Exercise details – Select lines where the word "孕妇及哺乳期妇女禁用" appears.

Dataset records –
########################################

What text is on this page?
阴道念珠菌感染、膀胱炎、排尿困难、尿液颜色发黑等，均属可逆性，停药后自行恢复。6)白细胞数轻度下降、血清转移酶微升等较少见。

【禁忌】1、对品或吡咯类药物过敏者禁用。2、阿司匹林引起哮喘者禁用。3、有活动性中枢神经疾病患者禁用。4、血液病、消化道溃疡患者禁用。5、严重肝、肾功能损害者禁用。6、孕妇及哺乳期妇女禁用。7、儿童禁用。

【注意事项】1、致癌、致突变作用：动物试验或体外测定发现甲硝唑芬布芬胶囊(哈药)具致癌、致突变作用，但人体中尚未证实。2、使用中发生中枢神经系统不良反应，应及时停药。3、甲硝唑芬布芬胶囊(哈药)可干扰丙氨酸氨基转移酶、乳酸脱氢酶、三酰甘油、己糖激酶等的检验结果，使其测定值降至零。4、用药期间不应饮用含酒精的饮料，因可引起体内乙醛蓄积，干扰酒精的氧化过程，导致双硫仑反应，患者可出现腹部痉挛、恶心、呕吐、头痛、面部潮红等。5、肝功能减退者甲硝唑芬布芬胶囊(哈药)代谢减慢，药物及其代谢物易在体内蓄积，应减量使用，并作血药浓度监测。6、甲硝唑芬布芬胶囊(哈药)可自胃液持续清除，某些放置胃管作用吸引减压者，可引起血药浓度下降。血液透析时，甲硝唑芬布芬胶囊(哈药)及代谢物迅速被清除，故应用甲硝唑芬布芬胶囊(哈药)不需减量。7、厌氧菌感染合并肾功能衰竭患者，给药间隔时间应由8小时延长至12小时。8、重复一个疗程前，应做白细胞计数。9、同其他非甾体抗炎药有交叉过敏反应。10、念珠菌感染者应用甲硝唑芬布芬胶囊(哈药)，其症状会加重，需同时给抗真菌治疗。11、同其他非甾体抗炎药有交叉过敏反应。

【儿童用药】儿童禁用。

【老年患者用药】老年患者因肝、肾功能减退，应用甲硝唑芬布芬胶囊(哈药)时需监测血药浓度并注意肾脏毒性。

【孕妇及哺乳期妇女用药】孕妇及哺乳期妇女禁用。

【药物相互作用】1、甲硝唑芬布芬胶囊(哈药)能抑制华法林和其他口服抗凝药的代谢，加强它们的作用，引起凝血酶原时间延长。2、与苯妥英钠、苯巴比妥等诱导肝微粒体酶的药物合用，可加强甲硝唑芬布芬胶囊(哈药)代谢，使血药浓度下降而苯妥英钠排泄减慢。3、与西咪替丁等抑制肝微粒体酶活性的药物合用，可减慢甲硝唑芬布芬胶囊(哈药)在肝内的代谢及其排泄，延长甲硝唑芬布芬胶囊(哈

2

########################################

Exercise result –
【禁忌】1、对品或吡咯类药物过敏者禁用。2、阿司匹林引起哮喘者禁用。3、有活动性中枢神经疾病患者禁用。4、血液病、消化道溃疡患者禁用。5、严重肝、肾功能损害者禁用。6、孕妇及哺乳期妇女禁用。7、儿童禁用。
【孕妇及哺乳期妇女用药】孕妇及哺乳期妇女禁用。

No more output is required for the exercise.